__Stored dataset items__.
####################
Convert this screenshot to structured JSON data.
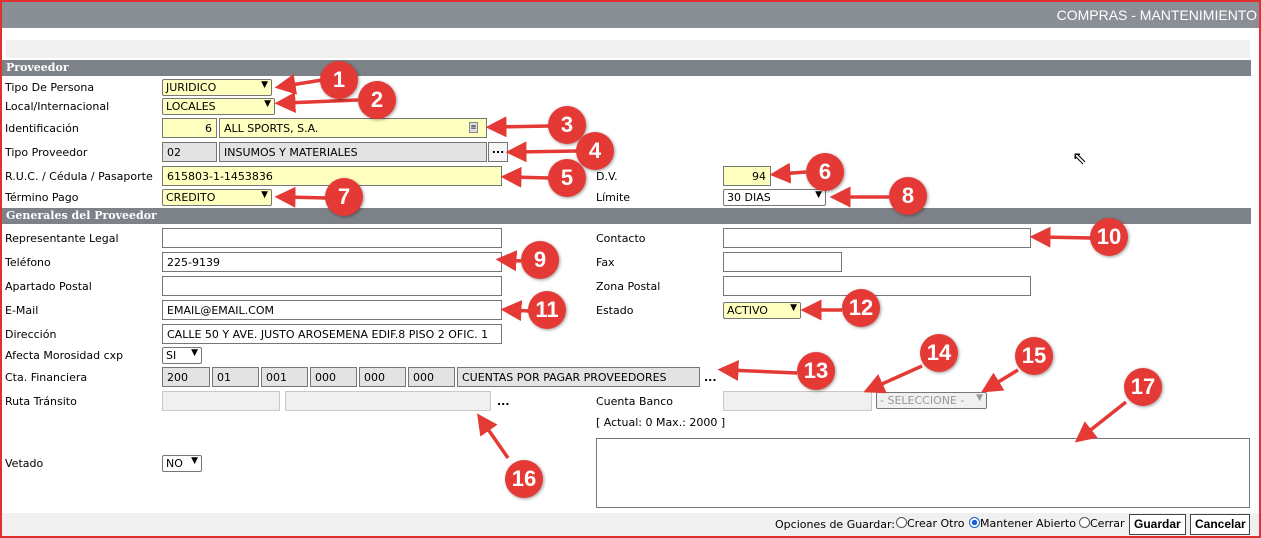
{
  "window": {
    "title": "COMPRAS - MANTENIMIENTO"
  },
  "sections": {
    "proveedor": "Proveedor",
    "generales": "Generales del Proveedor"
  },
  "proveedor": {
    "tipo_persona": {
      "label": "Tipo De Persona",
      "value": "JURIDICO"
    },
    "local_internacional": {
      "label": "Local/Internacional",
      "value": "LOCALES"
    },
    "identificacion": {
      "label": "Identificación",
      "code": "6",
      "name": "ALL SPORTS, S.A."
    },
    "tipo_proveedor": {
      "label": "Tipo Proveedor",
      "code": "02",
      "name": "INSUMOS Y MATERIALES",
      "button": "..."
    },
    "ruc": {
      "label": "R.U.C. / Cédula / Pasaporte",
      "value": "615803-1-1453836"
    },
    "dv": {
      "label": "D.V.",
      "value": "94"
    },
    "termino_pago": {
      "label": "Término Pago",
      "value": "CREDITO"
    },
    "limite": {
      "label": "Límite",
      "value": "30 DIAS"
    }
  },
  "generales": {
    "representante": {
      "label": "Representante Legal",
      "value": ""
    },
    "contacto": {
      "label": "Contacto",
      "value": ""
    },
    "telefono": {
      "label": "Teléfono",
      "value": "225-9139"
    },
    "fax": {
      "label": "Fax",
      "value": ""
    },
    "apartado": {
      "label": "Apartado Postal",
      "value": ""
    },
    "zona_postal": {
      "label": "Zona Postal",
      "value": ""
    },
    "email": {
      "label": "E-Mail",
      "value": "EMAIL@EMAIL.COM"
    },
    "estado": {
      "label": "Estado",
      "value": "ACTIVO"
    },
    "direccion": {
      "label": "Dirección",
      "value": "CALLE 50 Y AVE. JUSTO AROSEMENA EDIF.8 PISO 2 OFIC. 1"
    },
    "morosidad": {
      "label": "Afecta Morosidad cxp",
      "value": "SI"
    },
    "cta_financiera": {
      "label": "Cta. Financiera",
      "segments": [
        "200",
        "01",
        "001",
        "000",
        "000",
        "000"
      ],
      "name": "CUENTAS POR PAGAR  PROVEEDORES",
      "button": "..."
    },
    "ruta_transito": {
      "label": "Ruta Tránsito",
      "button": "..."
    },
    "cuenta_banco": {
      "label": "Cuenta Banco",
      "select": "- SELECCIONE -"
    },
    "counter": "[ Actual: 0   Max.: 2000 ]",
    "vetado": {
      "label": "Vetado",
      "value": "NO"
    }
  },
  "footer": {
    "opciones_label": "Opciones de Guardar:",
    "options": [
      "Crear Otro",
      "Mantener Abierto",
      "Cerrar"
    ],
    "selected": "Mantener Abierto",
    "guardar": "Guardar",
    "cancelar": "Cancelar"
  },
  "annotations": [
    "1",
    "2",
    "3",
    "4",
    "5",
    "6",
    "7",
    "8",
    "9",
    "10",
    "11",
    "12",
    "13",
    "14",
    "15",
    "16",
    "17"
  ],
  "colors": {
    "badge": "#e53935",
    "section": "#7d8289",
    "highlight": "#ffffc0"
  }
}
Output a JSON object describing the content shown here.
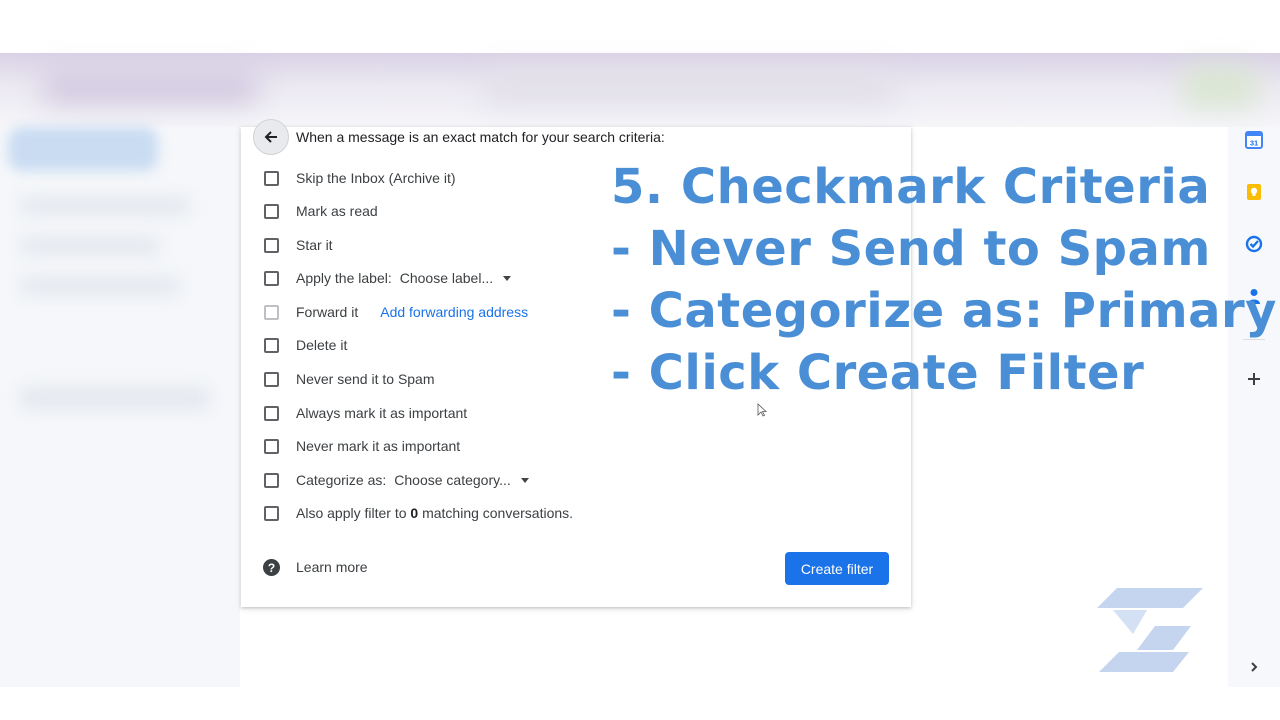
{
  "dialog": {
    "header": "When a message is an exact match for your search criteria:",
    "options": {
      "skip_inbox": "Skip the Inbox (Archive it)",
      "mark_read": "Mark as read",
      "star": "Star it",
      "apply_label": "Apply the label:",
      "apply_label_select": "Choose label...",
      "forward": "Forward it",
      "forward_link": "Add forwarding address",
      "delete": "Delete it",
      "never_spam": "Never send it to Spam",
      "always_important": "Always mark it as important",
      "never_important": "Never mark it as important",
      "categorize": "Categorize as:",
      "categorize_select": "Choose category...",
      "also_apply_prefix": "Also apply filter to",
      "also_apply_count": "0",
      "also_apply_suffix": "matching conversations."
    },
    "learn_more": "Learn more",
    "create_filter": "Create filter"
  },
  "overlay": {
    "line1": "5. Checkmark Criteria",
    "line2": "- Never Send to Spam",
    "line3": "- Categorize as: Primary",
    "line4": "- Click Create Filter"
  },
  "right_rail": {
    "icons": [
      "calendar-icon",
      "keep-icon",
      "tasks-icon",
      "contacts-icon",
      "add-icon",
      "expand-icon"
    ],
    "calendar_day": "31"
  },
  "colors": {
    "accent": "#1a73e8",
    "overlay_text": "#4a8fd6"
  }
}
####################
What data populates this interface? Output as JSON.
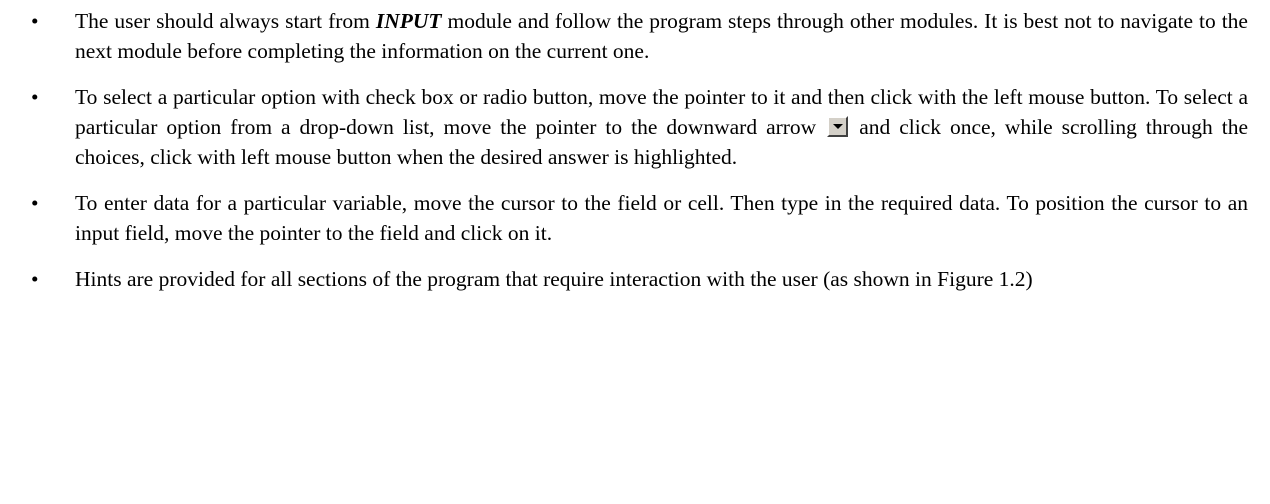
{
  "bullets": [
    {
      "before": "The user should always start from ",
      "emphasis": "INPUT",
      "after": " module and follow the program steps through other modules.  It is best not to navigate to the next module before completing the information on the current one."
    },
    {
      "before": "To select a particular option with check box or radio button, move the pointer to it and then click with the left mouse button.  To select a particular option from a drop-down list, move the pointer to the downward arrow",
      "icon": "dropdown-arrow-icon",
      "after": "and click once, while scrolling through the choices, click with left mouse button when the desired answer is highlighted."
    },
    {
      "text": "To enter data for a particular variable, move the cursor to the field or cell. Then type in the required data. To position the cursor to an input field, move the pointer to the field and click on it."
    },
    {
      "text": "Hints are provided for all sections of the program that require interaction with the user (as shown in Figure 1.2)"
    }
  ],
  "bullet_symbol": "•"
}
####################
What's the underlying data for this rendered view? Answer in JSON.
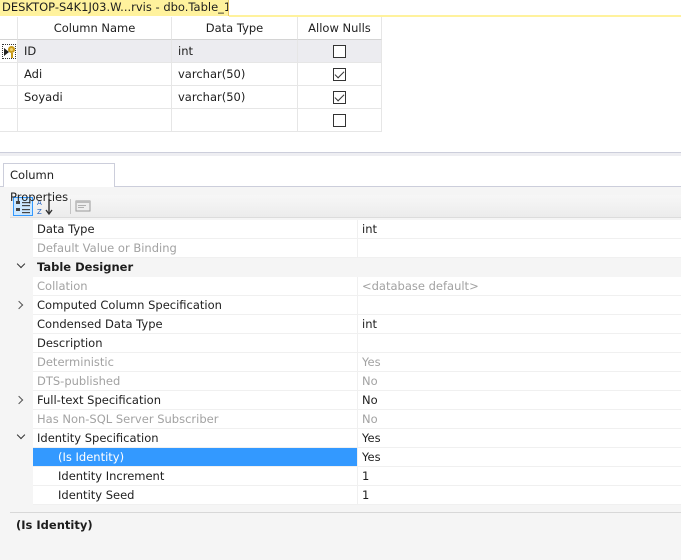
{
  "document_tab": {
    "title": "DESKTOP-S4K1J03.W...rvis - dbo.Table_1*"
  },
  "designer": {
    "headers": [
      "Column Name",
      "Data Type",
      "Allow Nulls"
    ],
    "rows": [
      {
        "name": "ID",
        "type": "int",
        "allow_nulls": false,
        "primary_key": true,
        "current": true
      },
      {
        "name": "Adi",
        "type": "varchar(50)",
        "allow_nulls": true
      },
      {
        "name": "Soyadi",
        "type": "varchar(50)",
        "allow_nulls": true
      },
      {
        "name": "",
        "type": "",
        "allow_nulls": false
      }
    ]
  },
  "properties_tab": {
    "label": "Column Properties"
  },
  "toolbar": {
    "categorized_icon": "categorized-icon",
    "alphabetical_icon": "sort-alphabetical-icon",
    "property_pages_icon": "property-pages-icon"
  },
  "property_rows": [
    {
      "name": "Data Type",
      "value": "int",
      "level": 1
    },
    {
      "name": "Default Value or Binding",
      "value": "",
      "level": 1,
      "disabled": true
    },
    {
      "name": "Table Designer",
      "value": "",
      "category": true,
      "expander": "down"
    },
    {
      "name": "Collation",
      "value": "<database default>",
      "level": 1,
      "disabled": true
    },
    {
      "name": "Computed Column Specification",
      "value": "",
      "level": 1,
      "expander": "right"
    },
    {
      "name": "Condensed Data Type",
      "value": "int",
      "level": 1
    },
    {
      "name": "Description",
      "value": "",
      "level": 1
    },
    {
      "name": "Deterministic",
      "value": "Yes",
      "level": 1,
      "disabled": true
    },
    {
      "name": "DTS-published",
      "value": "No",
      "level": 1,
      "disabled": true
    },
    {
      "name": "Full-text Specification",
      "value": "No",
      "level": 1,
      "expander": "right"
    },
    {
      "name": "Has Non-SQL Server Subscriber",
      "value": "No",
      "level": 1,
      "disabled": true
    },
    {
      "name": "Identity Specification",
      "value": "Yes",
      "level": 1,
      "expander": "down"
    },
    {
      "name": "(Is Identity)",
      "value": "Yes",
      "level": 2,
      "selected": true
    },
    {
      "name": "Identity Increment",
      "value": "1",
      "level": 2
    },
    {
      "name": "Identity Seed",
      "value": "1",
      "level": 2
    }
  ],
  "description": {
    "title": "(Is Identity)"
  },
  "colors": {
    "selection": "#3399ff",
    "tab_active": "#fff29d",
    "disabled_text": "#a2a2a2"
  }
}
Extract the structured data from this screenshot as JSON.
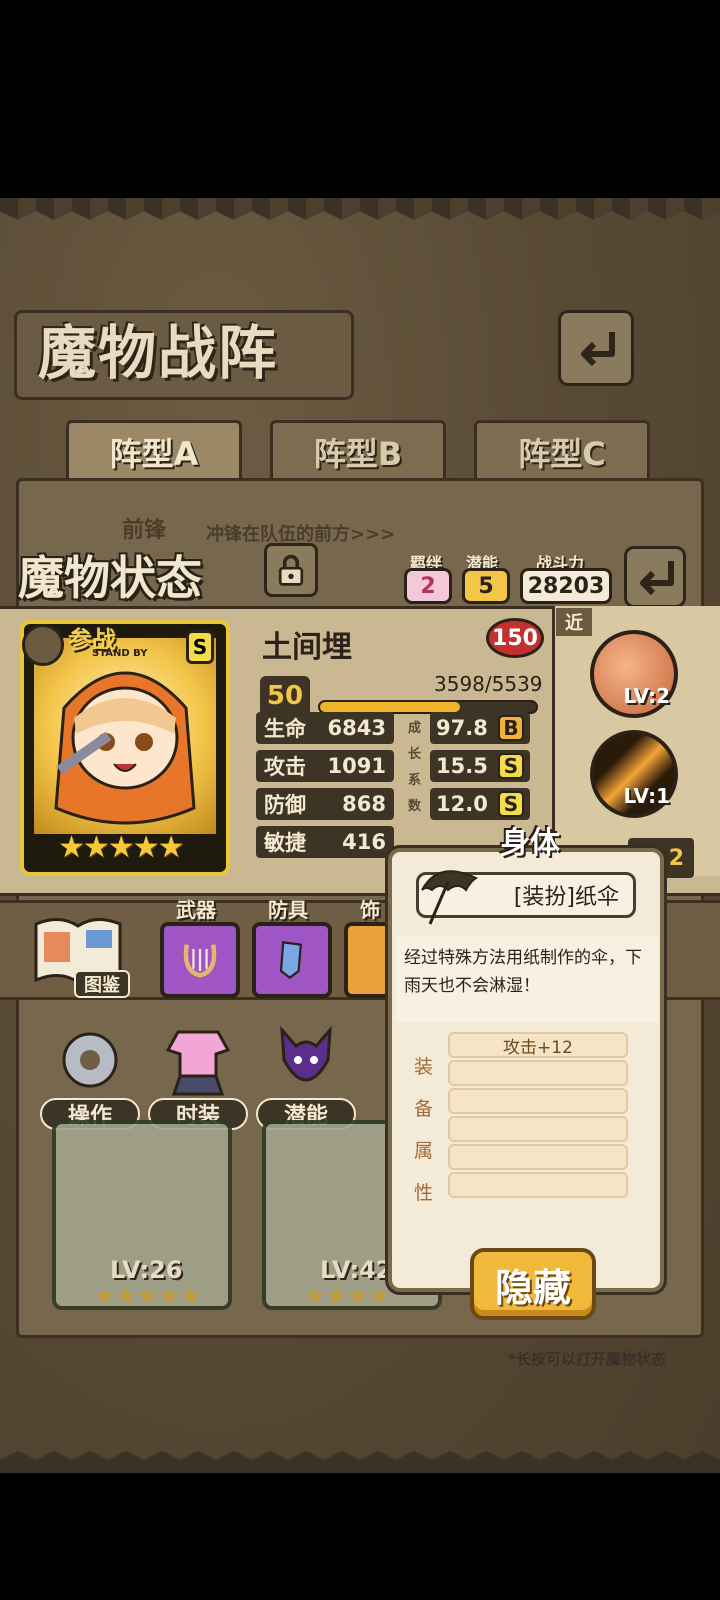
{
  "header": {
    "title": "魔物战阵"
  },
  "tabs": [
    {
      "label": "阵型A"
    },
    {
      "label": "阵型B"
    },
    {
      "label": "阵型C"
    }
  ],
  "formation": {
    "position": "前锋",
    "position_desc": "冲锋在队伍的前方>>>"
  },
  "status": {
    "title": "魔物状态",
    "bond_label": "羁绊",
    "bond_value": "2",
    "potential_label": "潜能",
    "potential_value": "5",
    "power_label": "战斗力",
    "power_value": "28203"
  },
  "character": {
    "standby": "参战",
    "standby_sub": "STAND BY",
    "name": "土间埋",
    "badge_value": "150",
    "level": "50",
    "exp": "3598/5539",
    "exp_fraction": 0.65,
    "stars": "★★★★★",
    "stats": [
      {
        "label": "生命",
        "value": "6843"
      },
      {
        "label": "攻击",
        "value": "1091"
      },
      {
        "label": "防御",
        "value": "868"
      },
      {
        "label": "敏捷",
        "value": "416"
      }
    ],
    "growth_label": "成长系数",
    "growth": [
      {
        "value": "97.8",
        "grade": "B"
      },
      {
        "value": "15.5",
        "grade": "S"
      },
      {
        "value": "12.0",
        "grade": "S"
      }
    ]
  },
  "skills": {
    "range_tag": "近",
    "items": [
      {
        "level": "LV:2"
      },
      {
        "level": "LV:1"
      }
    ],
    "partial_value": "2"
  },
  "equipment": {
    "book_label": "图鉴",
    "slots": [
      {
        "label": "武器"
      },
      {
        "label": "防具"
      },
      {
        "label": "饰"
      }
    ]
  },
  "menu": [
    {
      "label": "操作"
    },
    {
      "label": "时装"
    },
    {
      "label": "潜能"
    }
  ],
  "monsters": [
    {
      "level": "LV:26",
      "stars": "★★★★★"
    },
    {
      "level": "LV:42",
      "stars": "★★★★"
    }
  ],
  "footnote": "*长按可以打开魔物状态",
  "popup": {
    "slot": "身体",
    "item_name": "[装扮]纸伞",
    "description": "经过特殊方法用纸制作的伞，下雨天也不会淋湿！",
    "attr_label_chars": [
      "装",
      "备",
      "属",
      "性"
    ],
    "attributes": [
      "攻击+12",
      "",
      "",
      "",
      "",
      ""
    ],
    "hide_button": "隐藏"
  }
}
####################
__DIRECTIONS FOR THIS TASK__.
From the entries above, extract each line containing "after".

__TASK ANSWER__.
      "after": " module and follow the program steps through other modules.  It is best not to navigate to the next module before completing the information on the current one."
      "after": "and click once, while scrolling through the choices, click with left mouse button when the desired answer is highlighted."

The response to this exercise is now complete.